*Task to carry out:* In the entries below, find every line holding the string "syns" and collect it.

*Available data:*
++++++++++++++++++++
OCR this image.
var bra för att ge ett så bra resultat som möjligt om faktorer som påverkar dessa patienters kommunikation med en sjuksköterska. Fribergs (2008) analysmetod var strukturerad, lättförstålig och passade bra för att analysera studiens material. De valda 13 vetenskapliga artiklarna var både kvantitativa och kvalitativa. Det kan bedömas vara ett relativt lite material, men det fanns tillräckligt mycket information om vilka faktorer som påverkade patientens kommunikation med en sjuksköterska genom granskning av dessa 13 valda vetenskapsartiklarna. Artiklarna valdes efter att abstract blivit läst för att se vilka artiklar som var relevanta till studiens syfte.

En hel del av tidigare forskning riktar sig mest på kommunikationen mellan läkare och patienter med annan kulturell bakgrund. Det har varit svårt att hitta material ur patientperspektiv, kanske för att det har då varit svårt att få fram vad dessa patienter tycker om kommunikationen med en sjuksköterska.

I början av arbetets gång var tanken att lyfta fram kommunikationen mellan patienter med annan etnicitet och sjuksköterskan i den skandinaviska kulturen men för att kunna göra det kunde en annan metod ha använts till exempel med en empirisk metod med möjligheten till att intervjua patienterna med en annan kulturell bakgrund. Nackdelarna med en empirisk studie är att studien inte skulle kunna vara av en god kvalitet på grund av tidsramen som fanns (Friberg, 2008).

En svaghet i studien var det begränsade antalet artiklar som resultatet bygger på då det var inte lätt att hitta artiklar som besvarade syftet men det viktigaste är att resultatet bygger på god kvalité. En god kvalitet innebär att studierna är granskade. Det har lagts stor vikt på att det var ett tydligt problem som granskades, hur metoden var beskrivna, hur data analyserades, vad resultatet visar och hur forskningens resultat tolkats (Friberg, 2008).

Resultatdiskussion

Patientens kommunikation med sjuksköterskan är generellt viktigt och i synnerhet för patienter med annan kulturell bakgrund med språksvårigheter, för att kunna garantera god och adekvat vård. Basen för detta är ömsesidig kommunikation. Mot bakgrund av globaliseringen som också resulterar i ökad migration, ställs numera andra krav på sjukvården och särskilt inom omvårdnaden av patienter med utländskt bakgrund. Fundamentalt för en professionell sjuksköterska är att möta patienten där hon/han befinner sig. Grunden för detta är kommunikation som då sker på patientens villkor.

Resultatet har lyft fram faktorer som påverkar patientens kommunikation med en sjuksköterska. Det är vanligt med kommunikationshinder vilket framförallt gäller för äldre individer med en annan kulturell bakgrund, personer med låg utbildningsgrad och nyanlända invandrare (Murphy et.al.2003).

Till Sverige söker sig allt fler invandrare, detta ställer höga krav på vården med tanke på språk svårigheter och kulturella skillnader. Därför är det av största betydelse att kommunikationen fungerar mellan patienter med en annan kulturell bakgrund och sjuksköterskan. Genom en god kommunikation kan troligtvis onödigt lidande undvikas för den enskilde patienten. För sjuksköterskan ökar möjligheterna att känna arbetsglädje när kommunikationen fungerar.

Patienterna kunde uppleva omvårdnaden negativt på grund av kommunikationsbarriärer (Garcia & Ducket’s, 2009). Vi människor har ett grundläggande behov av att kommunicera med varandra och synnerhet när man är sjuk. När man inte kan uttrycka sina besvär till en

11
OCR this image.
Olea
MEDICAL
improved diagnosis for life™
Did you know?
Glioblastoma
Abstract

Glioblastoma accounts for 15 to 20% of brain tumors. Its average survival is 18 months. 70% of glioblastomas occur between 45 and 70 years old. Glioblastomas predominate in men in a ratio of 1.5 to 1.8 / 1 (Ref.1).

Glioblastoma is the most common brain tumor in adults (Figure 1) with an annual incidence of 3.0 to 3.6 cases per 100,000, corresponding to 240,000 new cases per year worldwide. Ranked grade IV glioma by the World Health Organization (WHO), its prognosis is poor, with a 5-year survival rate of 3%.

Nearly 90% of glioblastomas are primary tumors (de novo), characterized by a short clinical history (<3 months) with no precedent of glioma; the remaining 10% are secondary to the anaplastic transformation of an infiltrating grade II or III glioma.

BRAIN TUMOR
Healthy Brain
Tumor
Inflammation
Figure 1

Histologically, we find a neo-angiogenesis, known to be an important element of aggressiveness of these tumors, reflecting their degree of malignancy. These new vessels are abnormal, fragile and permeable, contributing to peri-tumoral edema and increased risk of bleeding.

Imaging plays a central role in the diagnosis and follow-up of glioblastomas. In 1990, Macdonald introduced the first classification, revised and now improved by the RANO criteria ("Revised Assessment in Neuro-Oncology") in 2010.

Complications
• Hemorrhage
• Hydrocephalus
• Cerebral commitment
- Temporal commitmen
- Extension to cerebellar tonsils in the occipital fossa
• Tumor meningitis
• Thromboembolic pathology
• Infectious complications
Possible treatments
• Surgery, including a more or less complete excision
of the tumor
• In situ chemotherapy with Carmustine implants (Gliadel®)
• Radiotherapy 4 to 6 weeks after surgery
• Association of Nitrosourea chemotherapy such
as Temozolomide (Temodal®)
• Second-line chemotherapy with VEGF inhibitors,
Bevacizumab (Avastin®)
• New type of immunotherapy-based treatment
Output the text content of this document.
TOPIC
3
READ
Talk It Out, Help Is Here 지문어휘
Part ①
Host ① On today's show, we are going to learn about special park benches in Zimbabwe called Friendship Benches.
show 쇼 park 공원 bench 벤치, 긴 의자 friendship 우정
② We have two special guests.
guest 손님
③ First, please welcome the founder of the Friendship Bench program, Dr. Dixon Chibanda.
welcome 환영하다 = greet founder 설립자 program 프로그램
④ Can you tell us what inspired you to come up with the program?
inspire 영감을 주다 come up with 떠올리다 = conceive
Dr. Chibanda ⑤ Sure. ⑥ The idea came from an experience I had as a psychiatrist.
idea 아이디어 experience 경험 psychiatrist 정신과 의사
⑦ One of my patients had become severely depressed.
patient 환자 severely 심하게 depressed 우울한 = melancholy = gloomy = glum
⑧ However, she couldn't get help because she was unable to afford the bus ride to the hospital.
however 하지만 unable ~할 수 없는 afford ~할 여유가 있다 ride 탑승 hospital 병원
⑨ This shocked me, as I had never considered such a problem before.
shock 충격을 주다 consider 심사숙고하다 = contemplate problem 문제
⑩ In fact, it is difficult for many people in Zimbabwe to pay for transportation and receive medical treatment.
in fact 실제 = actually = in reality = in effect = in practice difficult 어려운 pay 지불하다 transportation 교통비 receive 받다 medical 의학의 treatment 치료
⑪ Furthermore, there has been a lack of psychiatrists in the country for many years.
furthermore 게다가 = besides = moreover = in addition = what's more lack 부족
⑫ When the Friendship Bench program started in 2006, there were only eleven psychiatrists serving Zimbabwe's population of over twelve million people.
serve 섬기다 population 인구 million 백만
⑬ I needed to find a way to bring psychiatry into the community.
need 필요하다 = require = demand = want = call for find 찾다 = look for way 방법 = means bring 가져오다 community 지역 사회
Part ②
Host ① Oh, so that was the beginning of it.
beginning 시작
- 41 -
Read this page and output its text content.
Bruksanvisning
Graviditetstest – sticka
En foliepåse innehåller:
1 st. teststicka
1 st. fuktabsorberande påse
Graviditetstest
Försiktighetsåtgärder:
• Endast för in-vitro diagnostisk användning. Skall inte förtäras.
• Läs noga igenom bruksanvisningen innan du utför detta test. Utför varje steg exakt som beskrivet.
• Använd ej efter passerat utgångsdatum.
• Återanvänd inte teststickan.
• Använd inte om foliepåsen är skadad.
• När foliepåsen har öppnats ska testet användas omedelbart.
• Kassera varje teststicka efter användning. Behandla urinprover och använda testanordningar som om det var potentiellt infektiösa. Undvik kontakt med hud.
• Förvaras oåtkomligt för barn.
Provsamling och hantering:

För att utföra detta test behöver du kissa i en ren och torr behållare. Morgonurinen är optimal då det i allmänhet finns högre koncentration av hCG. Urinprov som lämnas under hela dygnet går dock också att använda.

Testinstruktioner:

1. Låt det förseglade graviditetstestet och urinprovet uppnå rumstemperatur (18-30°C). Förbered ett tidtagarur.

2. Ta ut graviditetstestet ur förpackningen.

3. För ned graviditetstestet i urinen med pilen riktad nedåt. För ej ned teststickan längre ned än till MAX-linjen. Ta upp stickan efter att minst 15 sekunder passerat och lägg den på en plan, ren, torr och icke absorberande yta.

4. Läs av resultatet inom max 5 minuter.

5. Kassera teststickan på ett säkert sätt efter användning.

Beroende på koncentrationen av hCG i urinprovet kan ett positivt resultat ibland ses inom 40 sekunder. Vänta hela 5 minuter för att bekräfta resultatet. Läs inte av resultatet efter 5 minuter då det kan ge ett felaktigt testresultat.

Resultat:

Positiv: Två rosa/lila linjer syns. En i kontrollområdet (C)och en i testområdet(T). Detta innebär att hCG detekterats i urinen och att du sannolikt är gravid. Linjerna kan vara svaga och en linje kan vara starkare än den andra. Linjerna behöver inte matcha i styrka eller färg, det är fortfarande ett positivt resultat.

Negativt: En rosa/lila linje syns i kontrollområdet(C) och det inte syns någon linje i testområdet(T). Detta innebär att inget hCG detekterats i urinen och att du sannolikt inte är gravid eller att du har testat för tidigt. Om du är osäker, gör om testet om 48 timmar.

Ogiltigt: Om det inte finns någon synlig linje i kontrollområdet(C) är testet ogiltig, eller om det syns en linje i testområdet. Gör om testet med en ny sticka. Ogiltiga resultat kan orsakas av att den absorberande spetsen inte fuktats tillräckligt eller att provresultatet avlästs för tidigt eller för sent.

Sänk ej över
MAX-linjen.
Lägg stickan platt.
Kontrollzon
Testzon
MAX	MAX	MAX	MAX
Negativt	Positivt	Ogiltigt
++++++++++++++++++++
*Output for this task:*
Positiv: Två rosa/lila linjer syns. En i kontrollområdet (C)och en i testområdet(T). Detta innebär att hCG detekterats i urinen och att du sannolikt är gravid. Linjerna kan vara svaga och en linje kan vara starkare än den andra. Linjerna behöver inte matcha i styrka eller färg, det är fortfarande ett positivt resultat.
Negativt: En rosa/lila linje syns i kontrollområdet(C) och det inte syns någon linje i testområdet(T). Detta innebär att inget hCG detekterats i urinen och att du sannolikt inte är gravid eller att du har testat för tidigt. Om du är osäker, gör om testet om 48 timmar.
Ogiltigt: Om det inte finns någon synlig linje i kontrollområdet(C) är testet ogiltig, eller om det syns en linje i testområdet. Gör om testet med en ny sticka. Ogiltiga resultat kan orsakas av att den absorberande spetsen inte fuktats tillräckligt eller att provresultatet avlästs för tidigt eller för sent.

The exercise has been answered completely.